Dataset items
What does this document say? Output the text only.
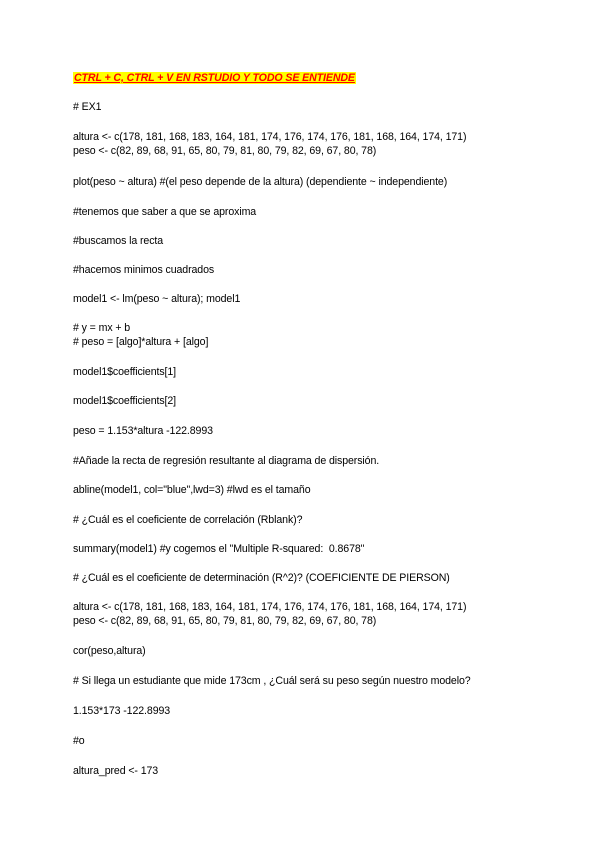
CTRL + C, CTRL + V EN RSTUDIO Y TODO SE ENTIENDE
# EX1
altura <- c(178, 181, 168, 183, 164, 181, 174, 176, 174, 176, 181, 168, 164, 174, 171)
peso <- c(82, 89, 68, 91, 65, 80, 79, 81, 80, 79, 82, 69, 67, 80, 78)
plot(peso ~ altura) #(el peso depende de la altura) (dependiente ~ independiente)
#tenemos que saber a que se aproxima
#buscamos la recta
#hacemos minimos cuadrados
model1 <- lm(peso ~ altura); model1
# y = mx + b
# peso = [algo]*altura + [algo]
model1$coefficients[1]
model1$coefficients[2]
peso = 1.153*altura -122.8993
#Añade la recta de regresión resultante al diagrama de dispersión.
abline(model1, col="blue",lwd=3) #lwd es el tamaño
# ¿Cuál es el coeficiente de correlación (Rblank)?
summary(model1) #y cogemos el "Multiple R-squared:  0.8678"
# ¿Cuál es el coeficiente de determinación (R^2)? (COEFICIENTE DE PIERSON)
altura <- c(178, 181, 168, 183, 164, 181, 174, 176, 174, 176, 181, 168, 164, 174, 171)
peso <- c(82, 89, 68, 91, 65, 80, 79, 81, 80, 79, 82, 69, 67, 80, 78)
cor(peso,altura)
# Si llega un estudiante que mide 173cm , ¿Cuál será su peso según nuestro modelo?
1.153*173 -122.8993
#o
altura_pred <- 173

■ Stated exercise
Retype the whole listing, keeping every line identical and omitting all pictures.

■ Solution to this exercise
What does this document say? Output the text only.
CTRL + C, CTRL + V EN RSTUDIO Y TODO SE ENTIENDE
# EX1
altura <- c(178, 181, 168, 183, 164, 181, 174, 176, 174, 176, 181, 168, 164, 174, 171)
peso <- c(82, 89, 68, 91, 65, 80, 79, 81, 80, 79, 82, 69, 67, 80, 78)
plot(peso ~ altura) #(el peso depende de la altura) (dependiente ~ independiente)
#tenemos que saber a que se aproxima
#buscamos la recta
#hacemos minimos cuadrados
model1 <- lm(peso ~ altura); model1
# y = mx + b
# peso = [algo]*altura + [algo]
model1$coefficients[1]
model1$coefficients[2]
peso = 1.153*altura -122.8993
#Añade la recta de regresión resultante al diagrama de dispersión.
abline(model1, col="blue",lwd=3) #lwd es el tamaño
# ¿Cuál es el coeficiente de correlación (Rblank)?
summary(model1) #y cogemos el "Multiple R-squared:  0.8678"
# ¿Cuál es el coeficiente de determinación (R^2)? (COEFICIENTE DE PIERSON)
altura <- c(178, 181, 168, 183, 164, 181, 174, 176, 174, 176, 181, 168, 164, 174, 171)
peso <- c(82, 89, 68, 91, 65, 80, 79, 81, 80, 79, 82, 69, 67, 80, 78)
cor(peso,altura)
# Si llega un estudiante que mide 173cm , ¿Cuál será su peso según nuestro modelo?
1.153*173 -122.8993
#o
altura_pred <- 173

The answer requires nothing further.